> Brief: Write out the listing below exactly, and omit any images you find in it.
......
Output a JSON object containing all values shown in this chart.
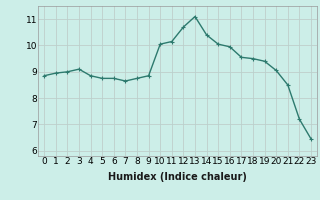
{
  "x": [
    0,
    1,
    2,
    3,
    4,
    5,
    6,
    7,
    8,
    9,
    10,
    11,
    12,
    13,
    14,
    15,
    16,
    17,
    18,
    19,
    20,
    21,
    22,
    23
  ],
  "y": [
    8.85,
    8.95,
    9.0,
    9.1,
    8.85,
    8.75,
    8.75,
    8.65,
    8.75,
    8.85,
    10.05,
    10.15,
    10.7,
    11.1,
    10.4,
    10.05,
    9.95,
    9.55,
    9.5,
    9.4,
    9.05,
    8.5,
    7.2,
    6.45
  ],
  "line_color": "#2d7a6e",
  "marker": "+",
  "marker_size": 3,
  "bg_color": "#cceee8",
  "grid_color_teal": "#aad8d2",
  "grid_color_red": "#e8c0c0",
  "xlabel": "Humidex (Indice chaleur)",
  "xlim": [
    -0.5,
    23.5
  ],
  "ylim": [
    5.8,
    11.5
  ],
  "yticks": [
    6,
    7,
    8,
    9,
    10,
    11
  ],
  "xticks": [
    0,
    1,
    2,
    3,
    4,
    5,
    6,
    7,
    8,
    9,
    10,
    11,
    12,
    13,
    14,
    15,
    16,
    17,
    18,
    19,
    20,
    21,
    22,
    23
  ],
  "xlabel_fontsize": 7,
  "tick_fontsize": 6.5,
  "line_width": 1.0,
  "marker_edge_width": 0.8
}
......
> Task response:
Output a JSON object containing all values shown in this chart.
{
  "x": [
    0,
    1,
    2,
    3,
    4,
    5,
    6,
    7,
    8,
    9,
    10,
    11,
    12,
    13,
    14,
    15,
    16,
    17,
    18,
    19,
    20,
    21,
    22,
    23
  ],
  "y": [
    8.85,
    8.95,
    9.0,
    9.1,
    8.85,
    8.75,
    8.75,
    8.65,
    8.75,
    8.85,
    10.05,
    10.15,
    10.7,
    11.1,
    10.4,
    10.05,
    9.95,
    9.55,
    9.5,
    9.4,
    9.05,
    8.5,
    7.2,
    6.45
  ],
  "line_color": "#2d7a6e",
  "marker": "+",
  "marker_size": 3,
  "bg_color": "#cceee8",
  "grid_color_teal": "#aad8d2",
  "grid_color_red": "#e8c0c0",
  "xlabel": "Humidex (Indice chaleur)",
  "xlim": [
    -0.5,
    23.5
  ],
  "ylim": [
    5.8,
    11.5
  ],
  "yticks": [
    6,
    7,
    8,
    9,
    10,
    11
  ],
  "xticks": [
    0,
    1,
    2,
    3,
    4,
    5,
    6,
    7,
    8,
    9,
    10,
    11,
    12,
    13,
    14,
    15,
    16,
    17,
    18,
    19,
    20,
    21,
    22,
    23
  ],
  "xlabel_fontsize": 7,
  "tick_fontsize": 6.5,
  "line_width": 1.0,
  "marker_edge_width": 0.8
}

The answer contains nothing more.